Information provided
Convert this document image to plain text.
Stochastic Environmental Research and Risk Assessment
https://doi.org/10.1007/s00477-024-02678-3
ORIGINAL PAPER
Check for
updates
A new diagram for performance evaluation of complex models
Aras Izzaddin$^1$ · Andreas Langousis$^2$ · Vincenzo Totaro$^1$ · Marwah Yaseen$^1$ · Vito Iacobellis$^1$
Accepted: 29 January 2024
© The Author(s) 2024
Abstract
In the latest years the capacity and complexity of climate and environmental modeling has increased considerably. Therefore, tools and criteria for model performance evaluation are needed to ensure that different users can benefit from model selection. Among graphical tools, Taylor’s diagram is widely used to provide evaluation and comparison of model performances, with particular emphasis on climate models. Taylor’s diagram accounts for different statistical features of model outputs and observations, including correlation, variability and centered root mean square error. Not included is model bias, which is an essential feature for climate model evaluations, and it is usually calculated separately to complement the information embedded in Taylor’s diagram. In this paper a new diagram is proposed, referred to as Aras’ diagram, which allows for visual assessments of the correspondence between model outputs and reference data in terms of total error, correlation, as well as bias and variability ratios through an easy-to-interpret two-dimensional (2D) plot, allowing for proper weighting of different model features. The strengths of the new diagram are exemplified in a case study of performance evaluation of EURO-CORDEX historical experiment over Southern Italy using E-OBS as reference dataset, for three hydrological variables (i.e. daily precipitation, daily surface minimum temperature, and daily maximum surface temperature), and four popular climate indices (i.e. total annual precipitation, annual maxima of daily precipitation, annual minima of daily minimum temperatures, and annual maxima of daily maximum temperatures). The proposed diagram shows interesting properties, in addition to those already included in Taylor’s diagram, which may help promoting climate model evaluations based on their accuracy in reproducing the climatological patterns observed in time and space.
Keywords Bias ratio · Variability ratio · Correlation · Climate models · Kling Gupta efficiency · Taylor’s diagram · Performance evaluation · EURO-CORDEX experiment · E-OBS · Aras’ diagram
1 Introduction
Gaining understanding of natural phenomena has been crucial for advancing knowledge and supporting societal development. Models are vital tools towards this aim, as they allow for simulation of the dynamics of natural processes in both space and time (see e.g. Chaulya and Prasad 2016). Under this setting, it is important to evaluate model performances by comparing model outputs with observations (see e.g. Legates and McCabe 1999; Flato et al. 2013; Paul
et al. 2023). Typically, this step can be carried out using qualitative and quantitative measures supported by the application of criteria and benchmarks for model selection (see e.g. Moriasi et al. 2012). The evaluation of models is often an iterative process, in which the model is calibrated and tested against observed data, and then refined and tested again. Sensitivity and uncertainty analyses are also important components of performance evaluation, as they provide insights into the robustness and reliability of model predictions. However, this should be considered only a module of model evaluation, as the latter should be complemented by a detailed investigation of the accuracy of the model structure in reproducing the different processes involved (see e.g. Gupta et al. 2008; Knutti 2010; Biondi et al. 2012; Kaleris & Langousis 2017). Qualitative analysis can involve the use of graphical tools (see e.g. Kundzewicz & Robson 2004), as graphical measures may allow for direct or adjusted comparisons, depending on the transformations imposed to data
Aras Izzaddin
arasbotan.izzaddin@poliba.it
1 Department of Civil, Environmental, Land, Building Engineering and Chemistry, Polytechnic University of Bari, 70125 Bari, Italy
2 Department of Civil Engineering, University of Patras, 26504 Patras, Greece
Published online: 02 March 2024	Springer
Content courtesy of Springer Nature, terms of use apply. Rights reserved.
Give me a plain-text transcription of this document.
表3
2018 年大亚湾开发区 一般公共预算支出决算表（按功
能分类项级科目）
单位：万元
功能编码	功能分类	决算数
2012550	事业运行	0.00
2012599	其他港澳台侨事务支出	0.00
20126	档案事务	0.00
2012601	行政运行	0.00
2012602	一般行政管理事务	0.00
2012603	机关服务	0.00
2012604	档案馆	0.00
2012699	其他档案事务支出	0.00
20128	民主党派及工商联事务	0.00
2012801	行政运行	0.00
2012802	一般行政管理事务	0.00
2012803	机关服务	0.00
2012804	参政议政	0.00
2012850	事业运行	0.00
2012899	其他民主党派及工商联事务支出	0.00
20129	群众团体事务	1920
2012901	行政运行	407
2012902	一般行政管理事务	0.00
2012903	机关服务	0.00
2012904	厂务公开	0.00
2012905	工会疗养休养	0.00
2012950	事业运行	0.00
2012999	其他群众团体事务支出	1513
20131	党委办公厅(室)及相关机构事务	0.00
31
==
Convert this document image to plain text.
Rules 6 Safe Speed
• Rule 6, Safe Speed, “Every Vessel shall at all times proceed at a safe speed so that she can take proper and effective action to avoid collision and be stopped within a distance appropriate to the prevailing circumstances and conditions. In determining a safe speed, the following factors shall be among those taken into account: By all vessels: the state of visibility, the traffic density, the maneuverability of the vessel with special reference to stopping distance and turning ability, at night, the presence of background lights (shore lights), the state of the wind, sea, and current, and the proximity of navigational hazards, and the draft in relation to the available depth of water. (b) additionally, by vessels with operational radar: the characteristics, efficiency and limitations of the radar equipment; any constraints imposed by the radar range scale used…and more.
* * *
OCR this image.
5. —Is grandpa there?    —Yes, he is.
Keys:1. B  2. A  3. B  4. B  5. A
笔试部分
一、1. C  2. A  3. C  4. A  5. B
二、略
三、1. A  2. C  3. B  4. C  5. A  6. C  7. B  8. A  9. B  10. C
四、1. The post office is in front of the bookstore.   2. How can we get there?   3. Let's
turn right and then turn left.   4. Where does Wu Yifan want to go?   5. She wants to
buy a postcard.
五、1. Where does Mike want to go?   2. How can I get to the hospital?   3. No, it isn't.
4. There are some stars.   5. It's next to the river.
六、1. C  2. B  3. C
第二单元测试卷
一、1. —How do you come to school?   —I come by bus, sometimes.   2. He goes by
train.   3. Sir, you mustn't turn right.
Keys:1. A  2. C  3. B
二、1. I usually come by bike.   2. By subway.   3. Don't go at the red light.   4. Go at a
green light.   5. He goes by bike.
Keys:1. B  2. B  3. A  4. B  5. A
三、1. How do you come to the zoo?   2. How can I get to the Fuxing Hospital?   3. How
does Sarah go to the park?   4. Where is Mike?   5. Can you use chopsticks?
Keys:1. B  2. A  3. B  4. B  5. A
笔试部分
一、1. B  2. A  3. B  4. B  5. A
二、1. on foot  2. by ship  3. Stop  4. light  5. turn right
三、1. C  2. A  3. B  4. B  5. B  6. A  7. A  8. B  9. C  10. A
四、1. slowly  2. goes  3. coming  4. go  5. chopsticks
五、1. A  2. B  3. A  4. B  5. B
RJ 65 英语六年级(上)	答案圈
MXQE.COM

Exercise prompt
Show all lines in the entries above where the word "Civil" appears.

The answer
1 Department of Civil, Environmental, Land, Building Engineering and Chemistry, Polytechnic University of Bari, 70125 Bari, Italy
2 Department of Civil Engineering, University of Patras, 26504 Patras, Greece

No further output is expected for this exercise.